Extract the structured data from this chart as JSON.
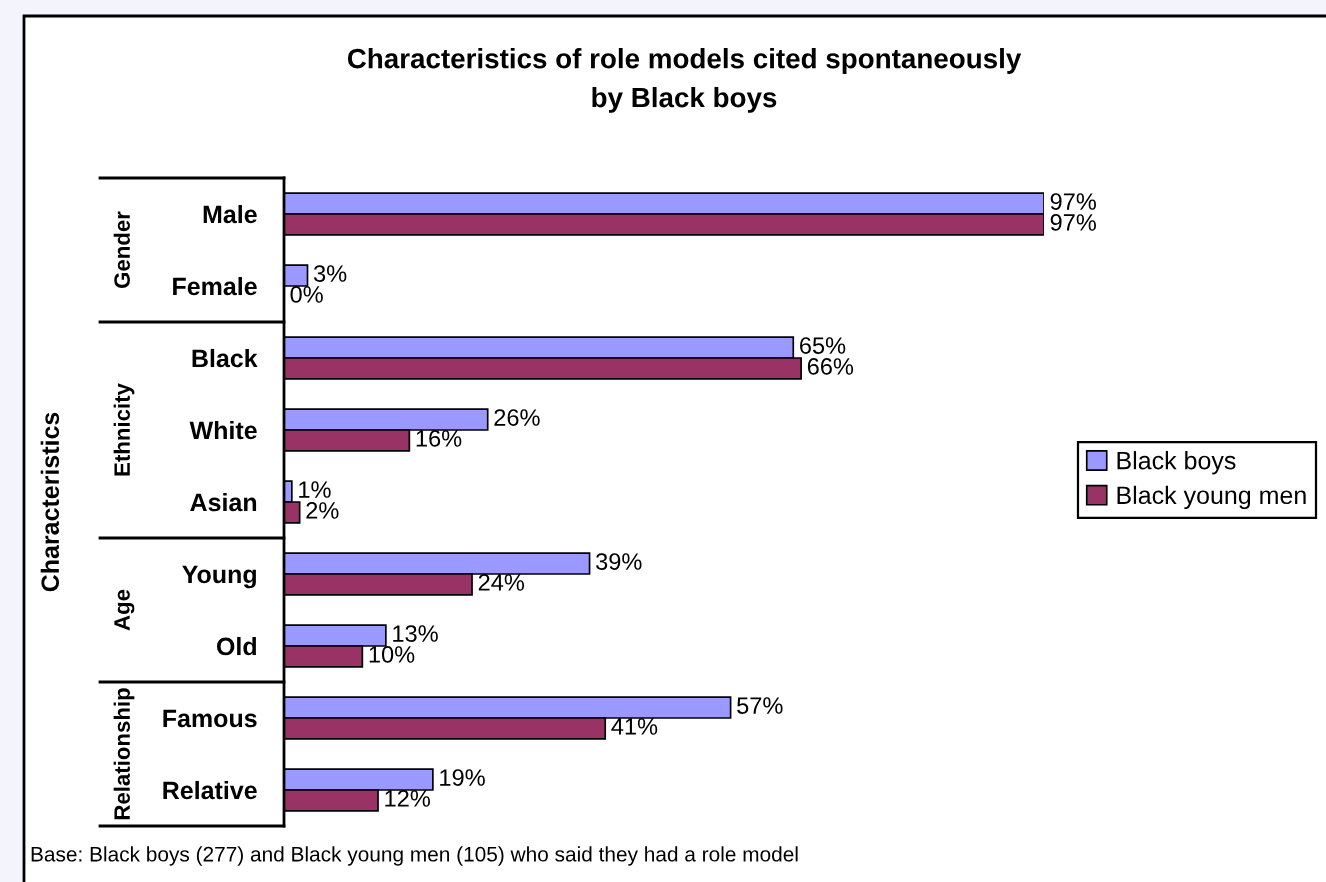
{
  "chart_data": {
    "type": "bar",
    "orientation": "horizontal",
    "title": "Characteristics of role models cited spontaneously\nby Black boys",
    "ylabel": "Characteristics",
    "categories": [
      "Male",
      "Female",
      "Black",
      "White",
      "Asian",
      "Young",
      "Old",
      "Famous",
      "Relative"
    ],
    "series": [
      {
        "name": "Black boys",
        "color": "#9999ff",
        "values": [
          97,
          3,
          65,
          26,
          1,
          39,
          13,
          57,
          19
        ],
        "value_labels": [
          "97%",
          "3%",
          "65%",
          "26%",
          "1%",
          "39%",
          "13%",
          "57%",
          "19%"
        ]
      },
      {
        "name": "Black young men",
        "color": "#993366",
        "values": [
          97,
          0,
          66,
          16,
          2,
          24,
          10,
          41,
          12
        ],
        "value_labels": [
          "97%",
          "0%",
          "66%",
          "16%",
          "2%",
          "24%",
          "10%",
          "41%",
          "12%"
        ]
      }
    ],
    "annotations": [
      "Gender",
      "Ethnicity",
      "Age",
      "Relationship",
      "Base: Black boys (277) and Black young men (105) who said they had a role model"
    ],
    "legend": "right"
  }
}
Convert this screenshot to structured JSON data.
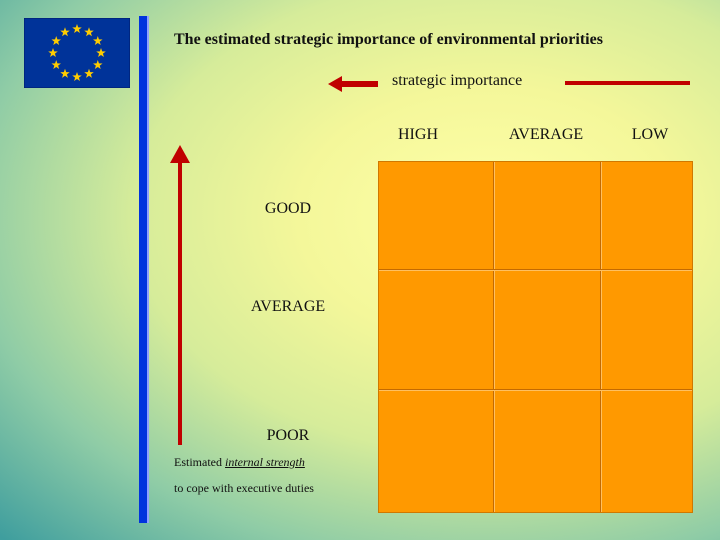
{
  "title": "The estimated strategic importance of environmental  priorities",
  "x_axis": {
    "label": "strategic importance"
  },
  "columns": [
    "HIGH",
    "AVERAGE",
    "LOW"
  ],
  "rows": [
    "GOOD",
    "AVERAGE",
    "POOR"
  ],
  "y_axis": {
    "label_prefix": "Estimated ",
    "label_emphasis": "internal strength",
    "label_line2": "to cope with executive duties"
  },
  "colors": {
    "flag_blue": "#003399",
    "flag_star": "#ffcc00",
    "vertical_bar": "#0033dd",
    "arrow_red": "#c00000",
    "matrix_fill": "#ff9900"
  },
  "icons": [
    "eu-flag-icon",
    "left-arrow-icon",
    "up-arrow-icon"
  ]
}
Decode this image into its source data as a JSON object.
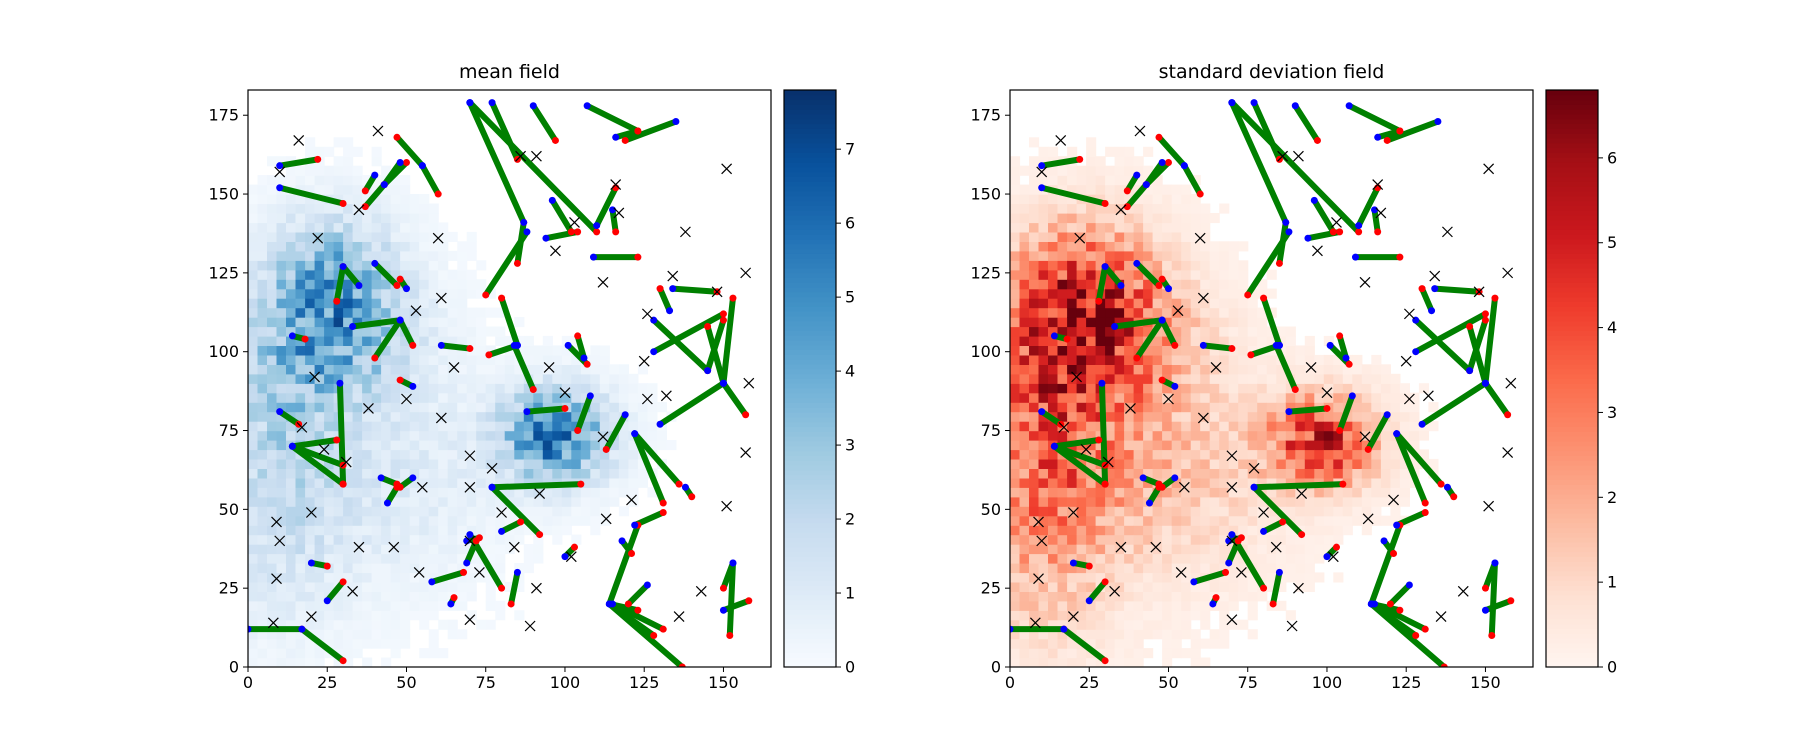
{
  "chart_data": [
    {
      "type": "heatmap",
      "title": "mean field",
      "xlabel": "",
      "ylabel": "",
      "xlim": [
        0,
        165
      ],
      "ylim": [
        0,
        183
      ],
      "x_ticks": [
        0,
        25,
        50,
        75,
        100,
        125,
        150
      ],
      "y_ticks": [
        0,
        25,
        50,
        75,
        100,
        125,
        150,
        175
      ],
      "colormap": "Blues",
      "colorbar": {
        "min": 0,
        "max": 7.8,
        "ticks": [
          0,
          1,
          2,
          3,
          4,
          5,
          6,
          7
        ]
      },
      "hotspots": [
        {
          "cx": 25,
          "cy": 120,
          "sx": 14,
          "sy": 15,
          "amp": 3.6
        },
        {
          "cx": 28,
          "cy": 100,
          "sx": 18,
          "sy": 14,
          "amp": 2.2
        },
        {
          "cx": 10,
          "cy": 85,
          "sx": 14,
          "sy": 20,
          "amp": 1.6
        },
        {
          "cx": 95,
          "cy": 72,
          "sx": 12,
          "sy": 10,
          "amp": 5.4
        },
        {
          "cx": 8,
          "cy": 45,
          "sx": 16,
          "sy": 25,
          "amp": 1.3
        },
        {
          "cx": 45,
          "cy": 58,
          "sx": 22,
          "sy": 22,
          "amp": 0.9
        }
      ]
    },
    {
      "type": "heatmap",
      "title": "standard deviation field",
      "xlabel": "",
      "ylabel": "",
      "xlim": [
        0,
        165
      ],
      "ylim": [
        0,
        183
      ],
      "x_ticks": [
        0,
        25,
        50,
        75,
        100,
        125,
        150
      ],
      "y_ticks": [
        0,
        25,
        50,
        75,
        100,
        125,
        150,
        175
      ],
      "colormap": "Reds",
      "colorbar": {
        "min": 0,
        "max": 6.8,
        "ticks": [
          0,
          1,
          2,
          3,
          4,
          5,
          6
        ]
      },
      "hotspots": [
        {
          "cx": 22,
          "cy": 118,
          "sx": 16,
          "sy": 16,
          "amp": 3.8
        },
        {
          "cx": 28,
          "cy": 100,
          "sx": 20,
          "sy": 15,
          "amp": 2.6
        },
        {
          "cx": 10,
          "cy": 80,
          "sx": 15,
          "sy": 22,
          "amp": 2.2
        },
        {
          "cx": 97,
          "cy": 70,
          "sx": 12,
          "sy": 10,
          "amp": 4.6
        },
        {
          "cx": 8,
          "cy": 45,
          "sx": 16,
          "sy": 28,
          "amp": 1.8
        },
        {
          "cx": 45,
          "cy": 60,
          "sx": 24,
          "sy": 22,
          "amp": 1.5
        }
      ]
    }
  ],
  "overlay": {
    "segments": [
      [
        [
          70,
          179
        ],
        [
          87,
          141
        ]
      ],
      [
        [
          77,
          179
        ],
        [
          85,
          161
        ]
      ],
      [
        [
          70,
          179
        ],
        [
          110,
          138
        ]
      ],
      [
        [
          55,
          159
        ],
        [
          60,
          150
        ]
      ],
      [
        [
          55,
          159
        ],
        [
          47,
          168
        ]
      ],
      [
        [
          43,
          153
        ],
        [
          50,
          160
        ]
      ],
      [
        [
          40,
          156
        ],
        [
          37,
          151
        ]
      ],
      [
        [
          48,
          160
        ],
        [
          43,
          153
        ]
      ],
      [
        [
          43,
          153
        ],
        [
          37,
          146
        ]
      ],
      [
        [
          10,
          159
        ],
        [
          22,
          161
        ]
      ],
      [
        [
          10,
          152
        ],
        [
          30,
          147
        ]
      ],
      [
        [
          35,
          121
        ],
        [
          30,
          127
        ]
      ],
      [
        [
          30,
          127
        ],
        [
          28,
          116
        ]
      ],
      [
        [
          33,
          108
        ],
        [
          48,
          110
        ]
      ],
      [
        [
          48,
          110
        ],
        [
          40,
          98
        ]
      ],
      [
        [
          48,
          110
        ],
        [
          52,
          102
        ]
      ],
      [
        [
          40,
          128
        ],
        [
          47,
          121
        ]
      ],
      [
        [
          50,
          120
        ],
        [
          48,
          123
        ]
      ],
      [
        [
          52,
          89
        ],
        [
          48,
          91
        ]
      ],
      [
        [
          61,
          102
        ],
        [
          70,
          101
        ]
      ],
      [
        [
          29,
          90
        ],
        [
          30,
          58
        ]
      ],
      [
        [
          14,
          70
        ],
        [
          30,
          64
        ]
      ],
      [
        [
          14,
          70
        ],
        [
          30,
          58
        ]
      ],
      [
        [
          14,
          70
        ],
        [
          28,
          72
        ]
      ],
      [
        [
          10,
          81
        ],
        [
          16,
          77
        ]
      ],
      [
        [
          14,
          105
        ],
        [
          18,
          104
        ]
      ],
      [
        [
          42,
          60
        ],
        [
          47,
          58
        ]
      ],
      [
        [
          52,
          60
        ],
        [
          48,
          57
        ]
      ],
      [
        [
          44,
          52
        ],
        [
          47,
          57
        ]
      ],
      [
        [
          20,
          33
        ],
        [
          25,
          32
        ]
      ],
      [
        [
          25,
          21
        ],
        [
          30,
          27
        ]
      ],
      [
        [
          0,
          12
        ],
        [
          17,
          12
        ]
      ],
      [
        [
          17,
          12
        ],
        [
          30,
          2
        ]
      ],
      [
        [
          58,
          27
        ],
        [
          68,
          30
        ]
      ],
      [
        [
          64,
          20
        ],
        [
          65,
          22
        ]
      ],
      [
        [
          70,
          42
        ],
        [
          80,
          25
        ]
      ],
      [
        [
          77,
          57
        ],
        [
          105,
          58
        ]
      ],
      [
        [
          77,
          57
        ],
        [
          92,
          42
        ]
      ],
      [
        [
          80,
          43
        ],
        [
          86,
          46
        ]
      ],
      [
        [
          69,
          40
        ],
        [
          73,
          41
        ]
      ],
      [
        [
          69,
          33
        ],
        [
          72,
          40
        ]
      ],
      [
        [
          90,
          178
        ],
        [
          97,
          167
        ]
      ],
      [
        [
          94,
          136
        ],
        [
          104,
          138
        ]
      ],
      [
        [
          88,
          138
        ],
        [
          75,
          118
        ]
      ],
      [
        [
          87,
          141
        ],
        [
          85,
          128
        ]
      ],
      [
        [
          96,
          148
        ],
        [
          102,
          138
        ]
      ],
      [
        [
          109,
          130
        ],
        [
          123,
          130
        ]
      ],
      [
        [
          110,
          140
        ],
        [
          116,
          152
        ]
      ],
      [
        [
          85,
          102
        ],
        [
          76,
          99
        ]
      ],
      [
        [
          85,
          102
        ],
        [
          80,
          117
        ]
      ],
      [
        [
          84,
          102
        ],
        [
          90,
          88
        ]
      ],
      [
        [
          88,
          81
        ],
        [
          100,
          82
        ]
      ],
      [
        [
          101,
          102
        ],
        [
          107,
          96
        ]
      ],
      [
        [
          106,
          98
        ],
        [
          104,
          105
        ]
      ],
      [
        [
          107,
          178
        ],
        [
          123,
          170
        ]
      ],
      [
        [
          116,
          168
        ],
        [
          123,
          170
        ]
      ],
      [
        [
          135,
          173
        ],
        [
          119,
          167
        ]
      ],
      [
        [
          115,
          145
        ],
        [
          116,
          138
        ]
      ],
      [
        [
          108,
          86
        ],
        [
          104,
          75
        ]
      ],
      [
        [
          122,
          74
        ],
        [
          136,
          58
        ]
      ],
      [
        [
          122,
          74
        ],
        [
          131,
          52
        ]
      ],
      [
        [
          119,
          80
        ],
        [
          113,
          69
        ]
      ],
      [
        [
          138,
          57
        ],
        [
          140,
          54
        ]
      ],
      [
        [
          128,
          110
        ],
        [
          145,
          94
        ]
      ],
      [
        [
          128,
          100
        ],
        [
          150,
          112
        ]
      ],
      [
        [
          145,
          94
        ],
        [
          150,
          110
        ]
      ],
      [
        [
          130,
          77
        ],
        [
          150,
          90
        ]
      ],
      [
        [
          150,
          90
        ],
        [
          157,
          80
        ]
      ],
      [
        [
          150,
          90
        ],
        [
          145,
          108
        ]
      ],
      [
        [
          150,
          90
        ],
        [
          153,
          117
        ]
      ],
      [
        [
          133,
          113
        ],
        [
          130,
          120
        ]
      ],
      [
        [
          134,
          120
        ],
        [
          148,
          119
        ]
      ],
      [
        [
          126,
          26
        ],
        [
          120,
          20
        ]
      ],
      [
        [
          114,
          20
        ],
        [
          123,
          45
        ]
      ],
      [
        [
          114,
          20
        ],
        [
          137,
          0
        ]
      ],
      [
        [
          114,
          20
        ],
        [
          123,
          18
        ]
      ],
      [
        [
          114,
          20
        ],
        [
          128,
          10
        ]
      ],
      [
        [
          115,
          20
        ],
        [
          131,
          12
        ]
      ],
      [
        [
          122,
          45
        ],
        [
          131,
          49
        ]
      ],
      [
        [
          118,
          40
        ],
        [
          121,
          36
        ]
      ],
      [
        [
          150,
          18
        ],
        [
          158,
          21
        ]
      ],
      [
        [
          153,
          33
        ],
        [
          152,
          10
        ]
      ],
      [
        [
          153,
          33
        ],
        [
          150,
          25
        ]
      ],
      [
        [
          85,
          30
        ],
        [
          83,
          20
        ]
      ],
      [
        [
          100,
          35
        ],
        [
          103,
          38
        ]
      ]
    ],
    "x_markers": [
      [
        16,
        167
      ],
      [
        41,
        170
      ],
      [
        10,
        157
      ],
      [
        35,
        145
      ],
      [
        22,
        136
      ],
      [
        60,
        136
      ],
      [
        86,
        162
      ],
      [
        91,
        162
      ],
      [
        116,
        153
      ],
      [
        97,
        132
      ],
      [
        103,
        141
      ],
      [
        117,
        144
      ],
      [
        138,
        138
      ],
      [
        151,
        158
      ],
      [
        157,
        125
      ],
      [
        112,
        122
      ],
      [
        148,
        119
      ],
      [
        53,
        113
      ],
      [
        61,
        117
      ],
      [
        126,
        112
      ],
      [
        125,
        97
      ],
      [
        95,
        95
      ],
      [
        100,
        87
      ],
      [
        65,
        95
      ],
      [
        50,
        85
      ],
      [
        61,
        79
      ],
      [
        38,
        82
      ],
      [
        17,
        76
      ],
      [
        21,
        92
      ],
      [
        31,
        65
      ],
      [
        9,
        46
      ],
      [
        10,
        40
      ],
      [
        20,
        49
      ],
      [
        9,
        28
      ],
      [
        24,
        69
      ],
      [
        35,
        38
      ],
      [
        46,
        38
      ],
      [
        55,
        57
      ],
      [
        70,
        57
      ],
      [
        80,
        49
      ],
      [
        84,
        38
      ],
      [
        92,
        55
      ],
      [
        70,
        67
      ],
      [
        70,
        40
      ],
      [
        77,
        63
      ],
      [
        91,
        25
      ],
      [
        89,
        13
      ],
      [
        70,
        15
      ],
      [
        54,
        30
      ],
      [
        73,
        30
      ],
      [
        102,
        35
      ],
      [
        113,
        47
      ],
      [
        121,
        53
      ],
      [
        126,
        85
      ],
      [
        112,
        73
      ],
      [
        132,
        86
      ],
      [
        134,
        124
      ],
      [
        151,
        51
      ],
      [
        157,
        68
      ],
      [
        158,
        90
      ],
      [
        143,
        24
      ],
      [
        136,
        16
      ],
      [
        8,
        14
      ],
      [
        20,
        16
      ],
      [
        33,
        24
      ]
    ]
  }
}
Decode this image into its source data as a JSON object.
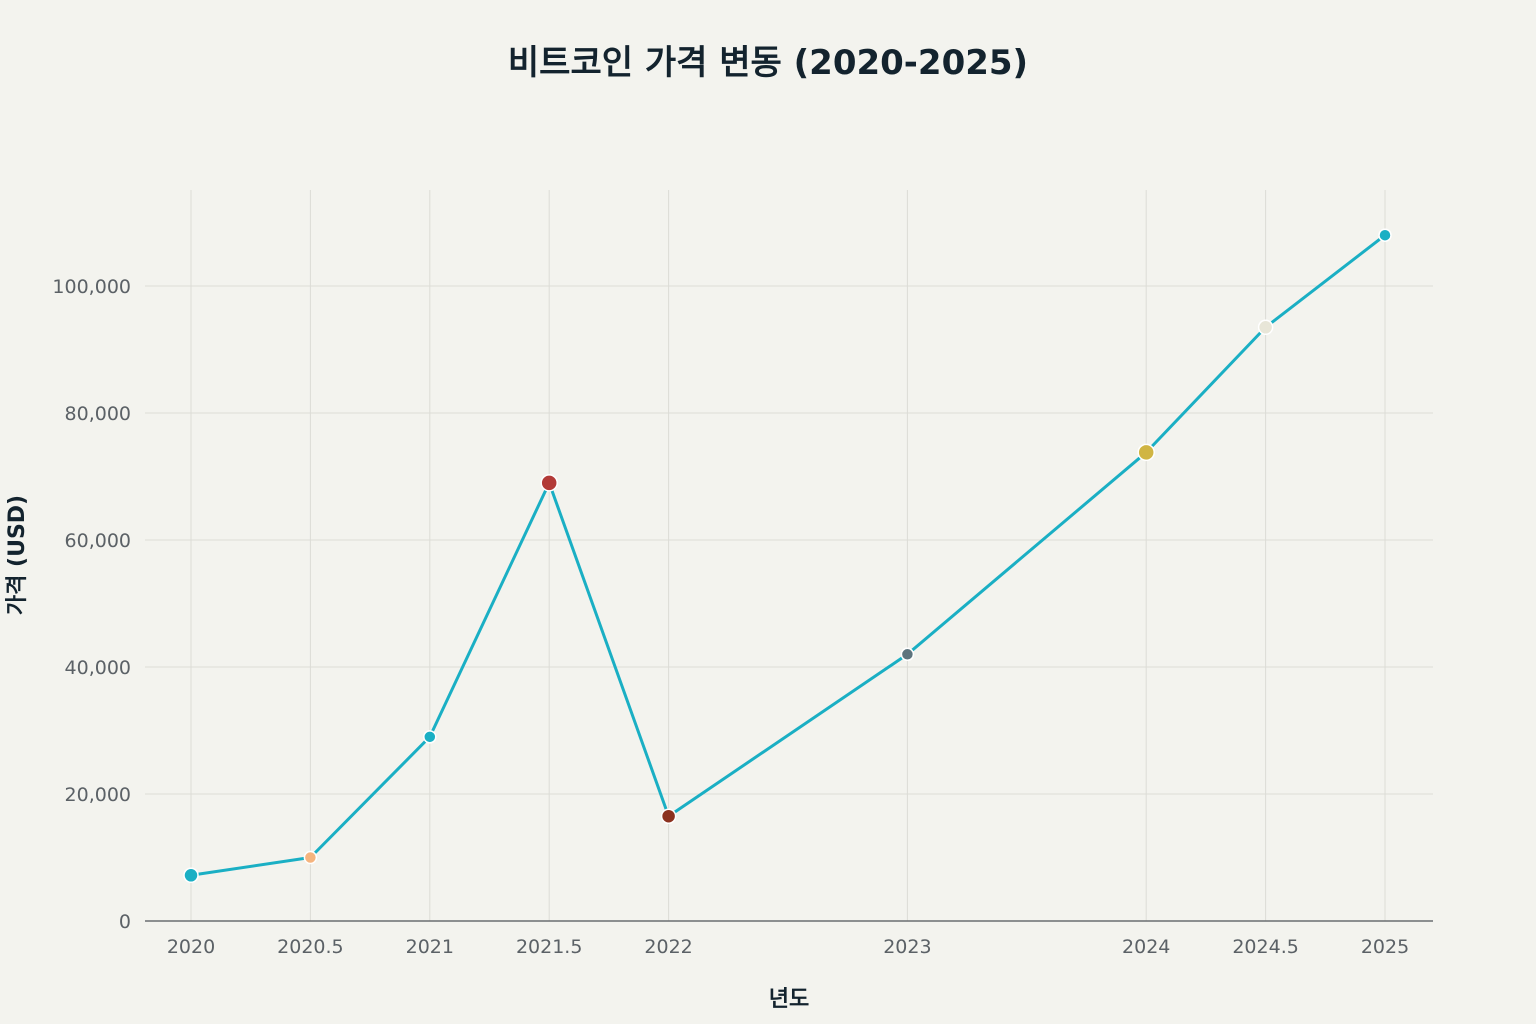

**Brief**. From the listing above, copy every line that holds the string "boys".

**Response**.
    "title": "Characteristics of role models cited spontaneously\nby Black boys",
        "name": "Black boys",
      "Base: Black boys (277) and Black young men (105) who said they had a role model"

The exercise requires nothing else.